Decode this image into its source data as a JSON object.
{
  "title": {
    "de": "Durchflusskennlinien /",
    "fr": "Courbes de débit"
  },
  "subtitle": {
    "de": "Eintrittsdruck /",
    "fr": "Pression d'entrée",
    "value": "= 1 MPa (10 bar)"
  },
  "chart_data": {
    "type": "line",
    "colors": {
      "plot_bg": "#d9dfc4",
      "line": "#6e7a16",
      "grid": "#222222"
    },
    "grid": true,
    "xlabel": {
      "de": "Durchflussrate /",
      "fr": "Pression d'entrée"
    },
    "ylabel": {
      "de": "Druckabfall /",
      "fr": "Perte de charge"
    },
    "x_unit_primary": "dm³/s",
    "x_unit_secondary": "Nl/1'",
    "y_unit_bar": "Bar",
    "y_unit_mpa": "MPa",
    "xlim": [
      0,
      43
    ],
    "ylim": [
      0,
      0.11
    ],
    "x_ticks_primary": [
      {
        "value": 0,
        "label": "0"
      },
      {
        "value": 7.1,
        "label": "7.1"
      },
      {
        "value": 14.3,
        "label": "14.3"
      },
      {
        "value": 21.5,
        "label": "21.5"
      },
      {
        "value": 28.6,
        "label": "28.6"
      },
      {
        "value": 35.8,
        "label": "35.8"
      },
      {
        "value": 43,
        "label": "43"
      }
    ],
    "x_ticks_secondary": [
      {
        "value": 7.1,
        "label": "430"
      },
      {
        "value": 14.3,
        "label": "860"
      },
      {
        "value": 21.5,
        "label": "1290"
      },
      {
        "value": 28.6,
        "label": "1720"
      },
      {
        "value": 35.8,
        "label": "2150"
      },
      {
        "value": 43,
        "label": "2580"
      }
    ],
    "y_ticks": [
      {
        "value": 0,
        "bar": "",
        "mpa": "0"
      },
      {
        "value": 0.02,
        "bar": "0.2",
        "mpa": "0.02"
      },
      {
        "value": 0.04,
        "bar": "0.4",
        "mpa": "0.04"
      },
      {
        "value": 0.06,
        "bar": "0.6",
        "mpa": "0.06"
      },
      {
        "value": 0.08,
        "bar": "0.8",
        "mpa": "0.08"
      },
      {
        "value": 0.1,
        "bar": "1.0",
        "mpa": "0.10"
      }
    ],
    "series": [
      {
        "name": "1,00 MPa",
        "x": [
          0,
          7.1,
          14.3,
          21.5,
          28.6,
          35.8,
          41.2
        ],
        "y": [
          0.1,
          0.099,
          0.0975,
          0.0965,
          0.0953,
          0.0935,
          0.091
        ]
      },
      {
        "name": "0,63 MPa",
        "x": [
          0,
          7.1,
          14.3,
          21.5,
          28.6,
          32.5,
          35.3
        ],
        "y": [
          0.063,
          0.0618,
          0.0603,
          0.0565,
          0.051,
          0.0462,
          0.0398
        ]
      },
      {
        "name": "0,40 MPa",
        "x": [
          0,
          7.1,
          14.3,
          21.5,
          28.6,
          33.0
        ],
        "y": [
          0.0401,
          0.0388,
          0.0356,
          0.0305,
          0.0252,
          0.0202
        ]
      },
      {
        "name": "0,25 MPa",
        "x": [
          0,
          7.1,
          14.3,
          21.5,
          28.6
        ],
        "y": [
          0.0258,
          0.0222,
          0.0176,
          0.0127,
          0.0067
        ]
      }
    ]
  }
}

--

* What to work on:
Repeat the listing above without any change.

* Solution to this exercise:
Decode this image into its source data as a JSON object.
{
  "title": {
    "de": "Durchflusskennlinien /",
    "fr": "Courbes de débit"
  },
  "subtitle": {
    "de": "Eintrittsdruck /",
    "fr": "Pression d'entrée",
    "value": "= 1 MPa (10 bar)"
  },
  "chart_data": {
    "type": "line",
    "colors": {
      "plot_bg": "#d9dfc4",
      "line": "#6e7a16",
      "grid": "#222222"
    },
    "grid": true,
    "xlabel": {
      "de": "Durchflussrate /",
      "fr": "Pression d'entrée"
    },
    "ylabel": {
      "de": "Druckabfall /",
      "fr": "Perte de charge"
    },
    "x_unit_primary": "dm³/s",
    "x_unit_secondary": "Nl/1'",
    "y_unit_bar": "Bar",
    "y_unit_mpa": "MPa",
    "xlim": [
      0,
      43
    ],
    "ylim": [
      0,
      0.11
    ],
    "x_ticks_primary": [
      {
        "value": 0,
        "label": "0"
      },
      {
        "value": 7.1,
        "label": "7.1"
      },
      {
        "value": 14.3,
        "label": "14.3"
      },
      {
        "value": 21.5,
        "label": "21.5"
      },
      {
        "value": 28.6,
        "label": "28.6"
      },
      {
        "value": 35.8,
        "label": "35.8"
      },
      {
        "value": 43,
        "label": "43"
      }
    ],
    "x_ticks_secondary": [
      {
        "value": 7.1,
        "label": "430"
      },
      {
        "value": 14.3,
        "label": "860"
      },
      {
        "value": 21.5,
        "label": "1290"
      },
      {
        "value": 28.6,
        "label": "1720"
      },
      {
        "value": 35.8,
        "label": "2150"
      },
      {
        "value": 43,
        "label": "2580"
      }
    ],
    "y_ticks": [
      {
        "value": 0,
        "bar": "",
        "mpa": "0"
      },
      {
        "value": 0.02,
        "bar": "0.2",
        "mpa": "0.02"
      },
      {
        "value": 0.04,
        "bar": "0.4",
        "mpa": "0.04"
      },
      {
        "value": 0.06,
        "bar": "0.6",
        "mpa": "0.06"
      },
      {
        "value": 0.08,
        "bar": "0.8",
        "mpa": "0.08"
      },
      {
        "value": 0.1,
        "bar": "1.0",
        "mpa": "0.10"
      }
    ],
    "series": [
      {
        "name": "1,00 MPa",
        "x": [
          0,
          7.1,
          14.3,
          21.5,
          28.6,
          35.8,
          41.2
        ],
        "y": [
          0.1,
          0.099,
          0.0975,
          0.0965,
          0.0953,
          0.0935,
          0.091
        ]
      },
      {
        "name": "0,63 MPa",
        "x": [
          0,
          7.1,
          14.3,
          21.5,
          28.6,
          32.5,
          35.3
        ],
        "y": [
          0.063,
          0.0618,
          0.0603,
          0.0565,
          0.051,
          0.0462,
          0.0398
        ]
      },
      {
        "name": "0,40 MPa",
        "x": [
          0,
          7.1,
          14.3,
          21.5,
          28.6,
          33.0
        ],
        "y": [
          0.0401,
          0.0388,
          0.0356,
          0.0305,
          0.0252,
          0.0202
        ]
      },
      {
        "name": "0,25 MPa",
        "x": [
          0,
          7.1,
          14.3,
          21.5,
          28.6
        ],
        "y": [
          0.0258,
          0.0222,
          0.0176,
          0.0127,
          0.0067
        ]
      }
    ]
  }
}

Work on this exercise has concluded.